BEGIN TEXT SHOWN

Closed anthonyxpalermo closed 4 years ago
@anthonyxpalermo hey, thanks for reporting this!
A couple of qustions:
1) Have you tried to use another distributions? Is it difficult for you to try this against a Linux distribution (because i can reproduce it using our CI container based on Linux)
2) If you run another query, e.g. "SELECT 1" or anything else, the task hangs?
3) When the task's hanging, could you please, enter your database in another console and run "SHOW processlist;" and provide the output?
4) Try to remove ignore_unreachable
and ignore_errors
and run your initial playbook. If it fails, please, provide the output with -vvv command.
Waiting for your feedback! Thanks!
A couple of qustions:
Have you tried to use another distributions? Is it difficult for you to try this against a Linux distribution (because i can reproduce it using our CI container based on Linux)
If you run another query, e.g. "SELECT 1" or anything else, the task hangs? The Tasks does not always hang , out of 4000 entries it only hangs 3 times. The issue is that when it does hang it never moves forward unless A) Quit the playbook CTRL-C B) Use Ansible 2.10 with task timeout option .
When the task's hanging, could you please, enter your database in another console and run "SHOW processlist;" and provide the output?
Try to remove ignore_unreachable and ignore_errors and run your initial playbook. If it fails, please, provide the output with -vvv command.
2020-10-01 14:47:26,626 p=58280 u=root n=ansible |
a debug=True and -vvvv shows always the following
2020-10-01 14:47:26,627 p=58280 u=root n=ansible | 58280 1601578046.62702: opening command with Popen() 2020-10-01 14:47:26,631 p=58280 u=root n=ansible | 58280 1601578046.63149: done running command with Popen() 2020-10-01 14:47:26,632 p=58280 u=root n=ansible | 58280 1601578046.63273: getting output with communicate()
after that nothing.
Could it be OOM on the invoked subprocess? If that's the case the call to communicate would forever wait for a response that won't arrive. It's not the only possible cause, but it's one that won't show on the ansible logs.
@anthonyxpalermo Another question to help pinpointing this issue. Can you confirm that you're actually using this collection and not the Ansible bundled module? In your sample code the task module appears as mysql_query
rather than community.mysql.mysql_query
.

END TEXT SHOWN

AIM 1 = Please transcribe the records from the line containing "Find all labels, buttons, inputs, and" down to the line containing "- cover-subtitle-line1: Guida", both included.
The records that follow have no connection to the Ansible thread.

BEGIN ROWS

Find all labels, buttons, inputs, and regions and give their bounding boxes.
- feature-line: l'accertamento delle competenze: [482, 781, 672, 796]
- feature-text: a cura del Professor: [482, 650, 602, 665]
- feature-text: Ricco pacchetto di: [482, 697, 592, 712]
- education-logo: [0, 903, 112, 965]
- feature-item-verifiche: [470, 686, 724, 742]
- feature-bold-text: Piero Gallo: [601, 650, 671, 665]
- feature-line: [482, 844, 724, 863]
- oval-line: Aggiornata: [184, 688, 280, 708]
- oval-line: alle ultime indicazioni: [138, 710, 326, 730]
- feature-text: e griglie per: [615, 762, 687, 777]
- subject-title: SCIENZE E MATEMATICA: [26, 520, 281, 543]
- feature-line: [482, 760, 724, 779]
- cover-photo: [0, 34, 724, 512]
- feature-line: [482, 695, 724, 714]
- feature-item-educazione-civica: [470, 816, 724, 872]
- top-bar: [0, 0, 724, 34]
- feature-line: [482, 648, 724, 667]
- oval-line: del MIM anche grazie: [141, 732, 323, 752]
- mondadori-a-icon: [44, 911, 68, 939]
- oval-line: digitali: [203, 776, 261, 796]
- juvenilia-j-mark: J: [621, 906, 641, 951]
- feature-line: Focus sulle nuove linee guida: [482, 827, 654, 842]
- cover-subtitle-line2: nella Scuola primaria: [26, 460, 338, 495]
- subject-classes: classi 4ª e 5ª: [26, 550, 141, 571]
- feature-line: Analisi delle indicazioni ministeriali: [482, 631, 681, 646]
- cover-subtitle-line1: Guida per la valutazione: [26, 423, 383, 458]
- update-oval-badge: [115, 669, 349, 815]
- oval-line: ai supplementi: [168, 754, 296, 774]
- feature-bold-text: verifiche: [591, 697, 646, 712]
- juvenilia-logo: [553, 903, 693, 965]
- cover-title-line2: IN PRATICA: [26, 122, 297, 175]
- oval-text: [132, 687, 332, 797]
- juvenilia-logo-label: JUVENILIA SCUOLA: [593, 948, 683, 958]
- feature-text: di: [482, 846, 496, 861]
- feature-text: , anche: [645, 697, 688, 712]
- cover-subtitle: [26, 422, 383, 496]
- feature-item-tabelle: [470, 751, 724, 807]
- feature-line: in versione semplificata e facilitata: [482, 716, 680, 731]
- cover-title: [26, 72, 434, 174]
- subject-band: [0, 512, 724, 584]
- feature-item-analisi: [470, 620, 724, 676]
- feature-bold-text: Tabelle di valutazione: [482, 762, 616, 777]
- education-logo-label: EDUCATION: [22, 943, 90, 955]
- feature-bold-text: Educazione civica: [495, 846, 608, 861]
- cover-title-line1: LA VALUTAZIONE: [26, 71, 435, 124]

END ROWS
BEGIN ROWS

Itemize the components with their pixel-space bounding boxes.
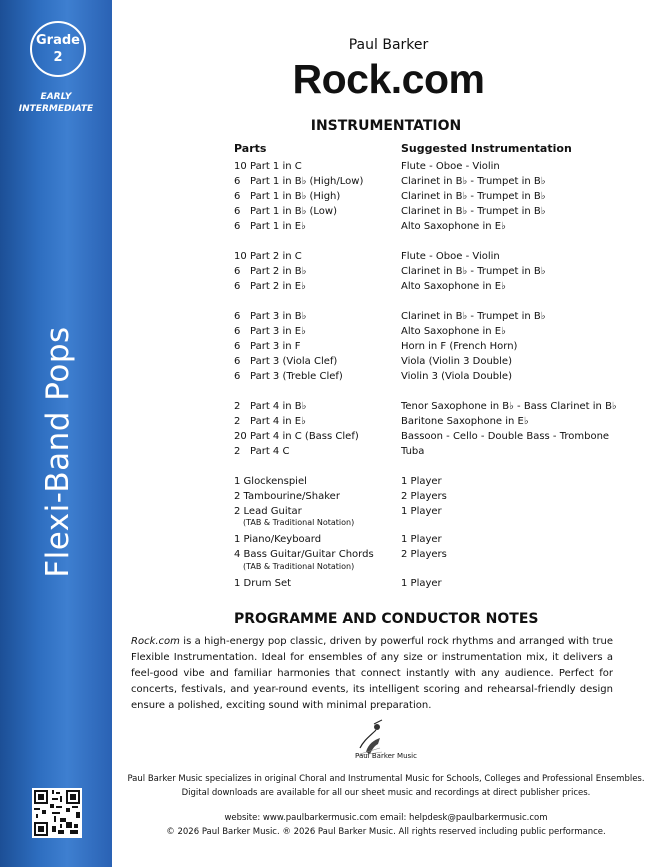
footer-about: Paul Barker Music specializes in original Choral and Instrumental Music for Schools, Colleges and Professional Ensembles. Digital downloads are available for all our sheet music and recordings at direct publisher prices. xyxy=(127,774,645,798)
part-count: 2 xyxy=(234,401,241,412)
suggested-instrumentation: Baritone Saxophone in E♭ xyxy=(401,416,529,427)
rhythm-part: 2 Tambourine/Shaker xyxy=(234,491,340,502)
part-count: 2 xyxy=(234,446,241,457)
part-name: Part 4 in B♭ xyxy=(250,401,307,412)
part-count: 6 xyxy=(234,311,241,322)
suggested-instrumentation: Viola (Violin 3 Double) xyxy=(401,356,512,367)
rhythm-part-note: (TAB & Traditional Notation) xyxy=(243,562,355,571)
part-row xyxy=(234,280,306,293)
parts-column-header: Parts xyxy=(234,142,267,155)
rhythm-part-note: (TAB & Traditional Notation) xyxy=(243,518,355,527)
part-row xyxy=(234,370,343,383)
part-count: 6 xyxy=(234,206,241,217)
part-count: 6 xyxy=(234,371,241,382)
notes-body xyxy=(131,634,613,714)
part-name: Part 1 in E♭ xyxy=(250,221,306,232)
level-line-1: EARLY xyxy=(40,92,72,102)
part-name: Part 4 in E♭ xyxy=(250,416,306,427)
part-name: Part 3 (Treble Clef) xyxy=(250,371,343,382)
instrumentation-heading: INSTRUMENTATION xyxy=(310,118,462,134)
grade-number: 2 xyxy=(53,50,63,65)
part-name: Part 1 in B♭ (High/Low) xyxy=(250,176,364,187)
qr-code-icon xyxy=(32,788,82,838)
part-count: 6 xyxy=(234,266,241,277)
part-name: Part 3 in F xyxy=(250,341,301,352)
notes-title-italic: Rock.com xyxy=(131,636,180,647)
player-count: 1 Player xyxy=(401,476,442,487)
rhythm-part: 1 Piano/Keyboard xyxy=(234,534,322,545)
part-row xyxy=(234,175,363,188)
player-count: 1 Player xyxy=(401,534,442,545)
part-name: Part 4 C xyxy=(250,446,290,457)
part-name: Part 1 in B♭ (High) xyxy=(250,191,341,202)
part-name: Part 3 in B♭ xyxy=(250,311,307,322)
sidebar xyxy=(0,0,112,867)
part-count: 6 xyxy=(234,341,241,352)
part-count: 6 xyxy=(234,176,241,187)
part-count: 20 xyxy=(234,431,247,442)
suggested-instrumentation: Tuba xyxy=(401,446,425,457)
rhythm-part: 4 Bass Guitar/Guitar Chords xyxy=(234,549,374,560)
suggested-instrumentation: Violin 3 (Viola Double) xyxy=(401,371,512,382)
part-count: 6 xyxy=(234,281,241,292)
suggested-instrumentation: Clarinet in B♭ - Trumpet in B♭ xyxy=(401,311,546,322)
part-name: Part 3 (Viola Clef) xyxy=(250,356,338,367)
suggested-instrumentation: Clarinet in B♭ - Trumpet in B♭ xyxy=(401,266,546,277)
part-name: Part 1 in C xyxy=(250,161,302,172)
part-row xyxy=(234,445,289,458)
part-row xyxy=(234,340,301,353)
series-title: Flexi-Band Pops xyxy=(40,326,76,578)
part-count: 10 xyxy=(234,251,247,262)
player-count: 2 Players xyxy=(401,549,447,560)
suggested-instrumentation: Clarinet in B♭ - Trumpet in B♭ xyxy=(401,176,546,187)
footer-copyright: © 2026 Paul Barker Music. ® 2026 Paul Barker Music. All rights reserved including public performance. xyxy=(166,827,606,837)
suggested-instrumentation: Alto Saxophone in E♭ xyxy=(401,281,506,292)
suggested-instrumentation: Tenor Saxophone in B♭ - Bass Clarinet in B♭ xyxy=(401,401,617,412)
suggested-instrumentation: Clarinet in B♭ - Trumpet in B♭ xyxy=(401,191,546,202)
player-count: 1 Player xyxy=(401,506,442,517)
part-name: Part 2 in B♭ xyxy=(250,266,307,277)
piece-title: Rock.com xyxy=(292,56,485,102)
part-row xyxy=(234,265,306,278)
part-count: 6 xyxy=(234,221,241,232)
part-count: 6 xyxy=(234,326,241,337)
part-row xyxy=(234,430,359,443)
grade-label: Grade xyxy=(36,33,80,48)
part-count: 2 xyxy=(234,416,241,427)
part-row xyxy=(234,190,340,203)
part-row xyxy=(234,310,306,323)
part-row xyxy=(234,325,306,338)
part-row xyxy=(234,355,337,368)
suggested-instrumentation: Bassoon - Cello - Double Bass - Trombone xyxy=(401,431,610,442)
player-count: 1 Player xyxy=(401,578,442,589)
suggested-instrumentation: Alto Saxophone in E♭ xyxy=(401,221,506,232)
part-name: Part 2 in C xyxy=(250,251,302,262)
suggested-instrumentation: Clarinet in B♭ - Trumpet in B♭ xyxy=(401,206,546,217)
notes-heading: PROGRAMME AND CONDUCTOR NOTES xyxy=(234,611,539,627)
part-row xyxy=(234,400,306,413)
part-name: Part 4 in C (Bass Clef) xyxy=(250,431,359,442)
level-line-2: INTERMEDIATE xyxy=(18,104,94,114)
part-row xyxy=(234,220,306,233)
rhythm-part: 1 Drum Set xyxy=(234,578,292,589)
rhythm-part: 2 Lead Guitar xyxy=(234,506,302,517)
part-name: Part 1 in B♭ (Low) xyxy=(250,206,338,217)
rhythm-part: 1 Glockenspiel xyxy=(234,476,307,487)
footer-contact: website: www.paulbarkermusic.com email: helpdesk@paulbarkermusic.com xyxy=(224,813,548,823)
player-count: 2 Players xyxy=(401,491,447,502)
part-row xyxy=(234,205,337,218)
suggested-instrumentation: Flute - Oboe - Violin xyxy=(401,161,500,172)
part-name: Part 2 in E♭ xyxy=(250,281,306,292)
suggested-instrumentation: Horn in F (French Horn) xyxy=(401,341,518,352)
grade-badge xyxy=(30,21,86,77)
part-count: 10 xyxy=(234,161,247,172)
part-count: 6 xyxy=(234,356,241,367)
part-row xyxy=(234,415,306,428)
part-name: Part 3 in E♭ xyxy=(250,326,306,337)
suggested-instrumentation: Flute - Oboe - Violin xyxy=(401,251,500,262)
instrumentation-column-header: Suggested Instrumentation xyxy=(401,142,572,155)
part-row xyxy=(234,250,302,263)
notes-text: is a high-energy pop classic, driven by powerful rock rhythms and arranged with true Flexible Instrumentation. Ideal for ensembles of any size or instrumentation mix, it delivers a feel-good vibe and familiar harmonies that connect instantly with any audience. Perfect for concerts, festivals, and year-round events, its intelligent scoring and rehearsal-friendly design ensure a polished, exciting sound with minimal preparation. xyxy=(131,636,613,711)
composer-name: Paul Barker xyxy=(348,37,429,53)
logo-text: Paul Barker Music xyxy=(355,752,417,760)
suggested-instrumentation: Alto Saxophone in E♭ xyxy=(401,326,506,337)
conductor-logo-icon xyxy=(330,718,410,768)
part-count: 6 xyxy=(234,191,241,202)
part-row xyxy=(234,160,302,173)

END ROWS

AIM 2 = Restate word for word everything in the Ansible thread from "Try to remove ignore_unreachable and" down to "output with communicate()".

FINAL ANSWER 1 =
Find all labels, buttons, inputs, and regions and give their bounding boxes.
- feature-line: l'accertamento delle competenze: [482, 781, 672, 796]
- feature-text: a cura del Professor: [482, 650, 602, 665]
- feature-text: Ricco pacchetto di: [482, 697, 592, 712]
- education-logo: [0, 903, 112, 965]
- feature-item-verifiche: [470, 686, 724, 742]
- feature-bold-text: Piero Gallo: [601, 650, 671, 665]
- feature-line: [482, 844, 724, 863]
- oval-line: Aggiornata: [184, 688, 280, 708]
- oval-line: alle ultime indicazioni: [138, 710, 326, 730]
- feature-text: e griglie per: [615, 762, 687, 777]
- subject-title: SCIENZE E MATEMATICA: [26, 520, 281, 543]
- feature-line: [482, 760, 724, 779]
- cover-photo: [0, 34, 724, 512]
- feature-line: [482, 695, 724, 714]
- feature-item-educazione-civica: [470, 816, 724, 872]
- top-bar: [0, 0, 724, 34]
- feature-line: [482, 648, 724, 667]
- oval-line: del MIM anche grazie: [141, 732, 323, 752]
- mondadori-a-icon: [44, 911, 68, 939]
- oval-line: digitali: [203, 776, 261, 796]
- juvenilia-j-mark: J: [621, 906, 641, 951]
- feature-line: Focus sulle nuove linee guida: [482, 827, 654, 842]
- cover-subtitle-line2: nella Scuola primaria: [26, 460, 338, 495]
- subject-classes: classi 4ª e 5ª: [26, 550, 141, 571]
- feature-line: Analisi delle indicazioni ministeriali: [482, 631, 681, 646]
- cover-subtitle-line1: Guida per la valutazione: [26, 423, 383, 458]

FINAL ANSWER 2 =
Try to remove ignore_unreachable and ignore_errors and run your initial playbook. If it fails, please, provide the output with -vvv command.
2020-10-01 14:47:26,626 p=58280 u=root n=ansible |
a debug=True and -vvvv shows always the following
2020-10-01 14:47:26,627 p=58280 u=root n=ansible | 58280 1601578046.62702: opening command with Popen() 2020-10-01 14:47:26,631 p=58280 u=root n=ansible | 58280 1601578046.63149: done running command with Popen() 2020-10-01 14:47:26,632 p=58280 u=root n=ansible | 58280 1601578046.63273: getting output with communicate()